DATA FOR THE TASK ▸
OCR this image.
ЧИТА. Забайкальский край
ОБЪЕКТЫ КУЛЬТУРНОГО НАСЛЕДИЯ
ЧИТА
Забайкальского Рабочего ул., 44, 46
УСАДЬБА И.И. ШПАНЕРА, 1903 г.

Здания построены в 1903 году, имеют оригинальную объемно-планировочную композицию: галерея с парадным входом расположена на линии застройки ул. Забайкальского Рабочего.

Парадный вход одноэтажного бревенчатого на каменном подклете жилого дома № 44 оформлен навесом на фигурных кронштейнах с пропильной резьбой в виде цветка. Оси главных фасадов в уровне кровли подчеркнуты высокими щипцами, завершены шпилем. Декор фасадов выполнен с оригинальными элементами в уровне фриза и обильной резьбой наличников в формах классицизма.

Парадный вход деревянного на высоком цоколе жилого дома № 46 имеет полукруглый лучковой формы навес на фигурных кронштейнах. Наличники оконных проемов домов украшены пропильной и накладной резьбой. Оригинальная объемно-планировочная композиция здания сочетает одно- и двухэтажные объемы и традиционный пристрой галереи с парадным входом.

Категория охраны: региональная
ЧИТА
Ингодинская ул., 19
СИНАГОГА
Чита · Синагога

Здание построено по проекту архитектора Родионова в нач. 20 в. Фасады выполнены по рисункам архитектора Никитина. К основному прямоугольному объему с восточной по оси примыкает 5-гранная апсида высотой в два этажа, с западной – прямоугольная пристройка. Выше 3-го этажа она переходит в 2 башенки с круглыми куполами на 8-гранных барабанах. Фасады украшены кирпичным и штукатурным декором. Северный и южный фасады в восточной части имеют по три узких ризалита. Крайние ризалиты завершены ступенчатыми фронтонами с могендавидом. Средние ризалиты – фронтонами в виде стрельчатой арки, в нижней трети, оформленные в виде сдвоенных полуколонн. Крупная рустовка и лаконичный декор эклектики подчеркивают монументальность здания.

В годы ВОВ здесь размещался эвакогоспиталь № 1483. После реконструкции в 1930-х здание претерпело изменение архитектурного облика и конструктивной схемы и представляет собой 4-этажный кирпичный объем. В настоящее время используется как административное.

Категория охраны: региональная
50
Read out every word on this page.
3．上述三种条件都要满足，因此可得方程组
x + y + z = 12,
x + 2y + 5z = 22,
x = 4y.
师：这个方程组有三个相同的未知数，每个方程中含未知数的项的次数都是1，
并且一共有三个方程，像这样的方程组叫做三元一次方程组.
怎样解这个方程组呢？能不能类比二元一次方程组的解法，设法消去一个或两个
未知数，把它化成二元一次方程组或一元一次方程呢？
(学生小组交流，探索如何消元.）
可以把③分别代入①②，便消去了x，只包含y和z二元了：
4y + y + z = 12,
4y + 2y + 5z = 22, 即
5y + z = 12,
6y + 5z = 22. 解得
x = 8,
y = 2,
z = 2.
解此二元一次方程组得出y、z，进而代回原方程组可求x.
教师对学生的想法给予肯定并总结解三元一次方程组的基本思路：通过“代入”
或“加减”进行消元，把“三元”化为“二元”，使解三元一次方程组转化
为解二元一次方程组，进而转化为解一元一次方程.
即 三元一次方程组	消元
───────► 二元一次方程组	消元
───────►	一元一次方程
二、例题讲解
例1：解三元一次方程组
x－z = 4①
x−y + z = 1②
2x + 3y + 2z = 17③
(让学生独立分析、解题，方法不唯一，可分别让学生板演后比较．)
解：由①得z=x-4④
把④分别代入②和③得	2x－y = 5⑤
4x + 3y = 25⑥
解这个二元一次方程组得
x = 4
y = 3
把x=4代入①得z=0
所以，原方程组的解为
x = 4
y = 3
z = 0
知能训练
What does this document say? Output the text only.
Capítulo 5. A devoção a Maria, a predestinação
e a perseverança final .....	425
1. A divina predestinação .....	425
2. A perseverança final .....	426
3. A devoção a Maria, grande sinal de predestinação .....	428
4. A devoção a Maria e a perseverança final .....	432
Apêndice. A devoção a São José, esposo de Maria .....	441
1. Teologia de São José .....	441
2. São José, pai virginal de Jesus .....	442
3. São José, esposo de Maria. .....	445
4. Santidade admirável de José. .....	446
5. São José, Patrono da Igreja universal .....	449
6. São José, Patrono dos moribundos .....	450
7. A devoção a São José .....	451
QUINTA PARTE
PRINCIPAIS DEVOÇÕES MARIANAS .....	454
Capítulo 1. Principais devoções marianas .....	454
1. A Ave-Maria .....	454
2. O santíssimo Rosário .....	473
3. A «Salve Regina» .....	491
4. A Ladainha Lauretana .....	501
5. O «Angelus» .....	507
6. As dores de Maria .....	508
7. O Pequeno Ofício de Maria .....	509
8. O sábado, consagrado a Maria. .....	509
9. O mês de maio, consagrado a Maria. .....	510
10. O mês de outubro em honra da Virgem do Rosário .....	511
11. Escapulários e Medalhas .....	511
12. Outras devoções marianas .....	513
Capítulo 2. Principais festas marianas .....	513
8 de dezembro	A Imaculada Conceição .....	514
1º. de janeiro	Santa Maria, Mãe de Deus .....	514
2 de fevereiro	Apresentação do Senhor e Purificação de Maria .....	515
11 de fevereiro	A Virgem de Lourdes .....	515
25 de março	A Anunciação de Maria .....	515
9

GIVEN TASK ▸ Gather each line of the records holding the string "fevereiro".

EXERCISE OUTPUT ▸
2 de fevereiro	Apresentação do Senhor e Purificação de Maria .....	515
11 de fevereiro	A Virgem de Lourdes .....	515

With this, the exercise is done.